Exercise directions: Take the material and output all of it exactly.

——————

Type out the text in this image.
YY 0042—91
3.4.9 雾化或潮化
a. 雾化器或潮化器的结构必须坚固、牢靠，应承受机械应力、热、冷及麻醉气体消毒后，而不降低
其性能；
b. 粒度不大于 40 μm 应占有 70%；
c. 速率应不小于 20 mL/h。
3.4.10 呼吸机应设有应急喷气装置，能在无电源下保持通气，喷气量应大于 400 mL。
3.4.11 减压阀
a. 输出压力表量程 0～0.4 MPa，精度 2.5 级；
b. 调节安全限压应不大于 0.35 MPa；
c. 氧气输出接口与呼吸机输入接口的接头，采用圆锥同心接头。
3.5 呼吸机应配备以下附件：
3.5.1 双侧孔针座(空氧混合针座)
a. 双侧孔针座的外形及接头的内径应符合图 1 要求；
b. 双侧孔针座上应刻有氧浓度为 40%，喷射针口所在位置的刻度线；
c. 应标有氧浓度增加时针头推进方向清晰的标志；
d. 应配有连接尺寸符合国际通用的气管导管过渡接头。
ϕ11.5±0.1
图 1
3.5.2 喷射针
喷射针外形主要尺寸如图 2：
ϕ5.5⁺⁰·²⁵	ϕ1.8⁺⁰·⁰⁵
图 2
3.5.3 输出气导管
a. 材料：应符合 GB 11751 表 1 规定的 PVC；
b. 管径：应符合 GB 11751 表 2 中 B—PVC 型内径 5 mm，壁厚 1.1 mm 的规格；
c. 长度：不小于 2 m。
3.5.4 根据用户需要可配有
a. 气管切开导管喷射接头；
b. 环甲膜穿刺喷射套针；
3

——————

Right answer:
Type out the text in this image.
YY 0042—91
3.4.9 雾化或潮化
a. 雾化器或潮化器的结构必须坚固、牢靠，应承受机械应力、热、冷及麻醉气体消毒后，而不降低
其性能；
b. 粒度不大于 40 μm 应占有 70%；
c. 速率应不小于 20 mL/h。
3.4.10 呼吸机应设有应急喷气装置，能在无电源下保持通气，喷气量应大于 400 mL。
3.4.11 减压阀
a. 输出压力表量程 0～0.4 MPa，精度 2.5 级；
b. 调节安全限压应不大于 0.35 MPa；
c. 氧气输出接口与呼吸机输入接口的接头，采用圆锥同心接头。
3.5 呼吸机应配备以下附件：
3.5.1 双侧孔针座(空氧混合针座)
a. 双侧孔针座的外形及接头的内径应符合图 1 要求；
b. 双侧孔针座上应刻有氧浓度为 40%，喷射针口所在位置的刻度线；
c. 应标有氧浓度增加时针头推进方向清晰的标志；
d. 应配有连接尺寸符合国际通用的气管导管过渡接头。
ϕ11.5±0.1
图 1
3.5.2 喷射针
喷射针外形主要尺寸如图 2：
ϕ5.5⁺⁰·²⁵	ϕ1.8⁺⁰·⁰⁵
图 2
3.5.3 输出气导管
a. 材料：应符合 GB 11751 表 1 规定的 PVC；
b. 管径：应符合 GB 11751 表 2 中 B—PVC 型内径 5 mm，壁厚 1.1 mm 的规格；
c. 长度：不小于 2 m。
3.5.4 根据用户需要可配有
a. 气管切开导管喷射接头；
b. 环甲膜穿刺喷射套针；
3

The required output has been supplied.